**WHAT YOU WILL DO:**
Narrow the data below down to the lines containing "Prophet".

**RECORDS FOR THIS EXERCISE:**
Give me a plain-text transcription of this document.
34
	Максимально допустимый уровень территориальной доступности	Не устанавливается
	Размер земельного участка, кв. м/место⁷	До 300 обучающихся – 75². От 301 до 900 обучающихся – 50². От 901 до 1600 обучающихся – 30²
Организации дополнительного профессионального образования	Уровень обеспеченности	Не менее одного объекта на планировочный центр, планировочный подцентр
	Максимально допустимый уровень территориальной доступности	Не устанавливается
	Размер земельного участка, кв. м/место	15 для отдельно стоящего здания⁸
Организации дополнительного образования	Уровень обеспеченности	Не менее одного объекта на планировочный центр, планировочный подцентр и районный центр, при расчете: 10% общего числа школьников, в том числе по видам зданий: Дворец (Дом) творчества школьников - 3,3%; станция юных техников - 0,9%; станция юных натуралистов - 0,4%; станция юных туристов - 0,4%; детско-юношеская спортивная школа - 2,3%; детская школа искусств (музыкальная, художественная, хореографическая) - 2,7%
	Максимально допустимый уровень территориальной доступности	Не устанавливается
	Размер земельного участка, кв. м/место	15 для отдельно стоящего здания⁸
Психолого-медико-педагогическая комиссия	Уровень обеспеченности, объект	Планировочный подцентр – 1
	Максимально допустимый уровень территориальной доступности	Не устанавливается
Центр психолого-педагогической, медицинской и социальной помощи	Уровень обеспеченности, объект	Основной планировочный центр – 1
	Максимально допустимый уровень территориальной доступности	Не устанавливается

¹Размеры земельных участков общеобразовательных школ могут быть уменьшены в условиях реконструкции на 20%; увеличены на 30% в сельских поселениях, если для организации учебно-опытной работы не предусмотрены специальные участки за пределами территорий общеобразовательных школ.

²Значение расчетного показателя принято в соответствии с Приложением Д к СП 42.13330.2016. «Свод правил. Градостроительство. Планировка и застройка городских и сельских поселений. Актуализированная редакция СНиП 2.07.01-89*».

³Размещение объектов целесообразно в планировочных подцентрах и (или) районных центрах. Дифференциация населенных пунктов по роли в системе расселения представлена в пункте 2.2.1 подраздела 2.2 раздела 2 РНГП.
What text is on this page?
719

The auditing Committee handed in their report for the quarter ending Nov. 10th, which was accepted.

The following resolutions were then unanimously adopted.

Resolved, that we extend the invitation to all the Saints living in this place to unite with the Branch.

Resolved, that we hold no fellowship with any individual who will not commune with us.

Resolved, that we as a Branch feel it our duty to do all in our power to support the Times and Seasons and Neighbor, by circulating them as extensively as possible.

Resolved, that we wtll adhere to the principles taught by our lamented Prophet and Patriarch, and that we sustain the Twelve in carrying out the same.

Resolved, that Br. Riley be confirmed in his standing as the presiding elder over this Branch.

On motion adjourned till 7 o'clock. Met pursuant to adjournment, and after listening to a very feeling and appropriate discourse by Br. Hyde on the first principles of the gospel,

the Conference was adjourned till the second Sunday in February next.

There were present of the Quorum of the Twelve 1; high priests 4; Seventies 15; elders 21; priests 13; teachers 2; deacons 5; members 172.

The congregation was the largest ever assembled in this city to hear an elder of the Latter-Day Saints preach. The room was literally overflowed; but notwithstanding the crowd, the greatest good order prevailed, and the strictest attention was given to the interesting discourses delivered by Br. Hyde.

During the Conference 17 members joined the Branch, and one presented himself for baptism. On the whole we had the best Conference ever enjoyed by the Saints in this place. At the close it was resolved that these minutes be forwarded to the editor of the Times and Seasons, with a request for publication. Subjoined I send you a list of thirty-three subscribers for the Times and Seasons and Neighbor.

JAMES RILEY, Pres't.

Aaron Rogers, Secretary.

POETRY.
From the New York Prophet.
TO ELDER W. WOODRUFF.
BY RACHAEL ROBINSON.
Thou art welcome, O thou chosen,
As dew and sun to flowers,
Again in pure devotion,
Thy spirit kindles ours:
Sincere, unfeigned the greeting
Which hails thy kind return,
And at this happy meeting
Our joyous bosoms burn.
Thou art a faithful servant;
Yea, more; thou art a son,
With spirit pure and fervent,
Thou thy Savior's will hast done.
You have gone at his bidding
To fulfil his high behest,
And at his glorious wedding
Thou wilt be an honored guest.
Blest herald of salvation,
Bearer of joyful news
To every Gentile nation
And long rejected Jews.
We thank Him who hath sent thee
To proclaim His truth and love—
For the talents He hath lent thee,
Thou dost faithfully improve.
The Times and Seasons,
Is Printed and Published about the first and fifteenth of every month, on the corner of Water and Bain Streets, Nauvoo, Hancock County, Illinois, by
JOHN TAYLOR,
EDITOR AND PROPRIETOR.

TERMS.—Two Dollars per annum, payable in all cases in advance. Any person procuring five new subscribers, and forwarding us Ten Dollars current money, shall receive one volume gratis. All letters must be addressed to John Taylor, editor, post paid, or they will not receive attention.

**OUTPUT:**
Resolved, that we wtll adhere to the principles taught by our lamented Prophet and Patriarch, and that we sustain the Twelve in carrying out the same.
From the New York Prophet.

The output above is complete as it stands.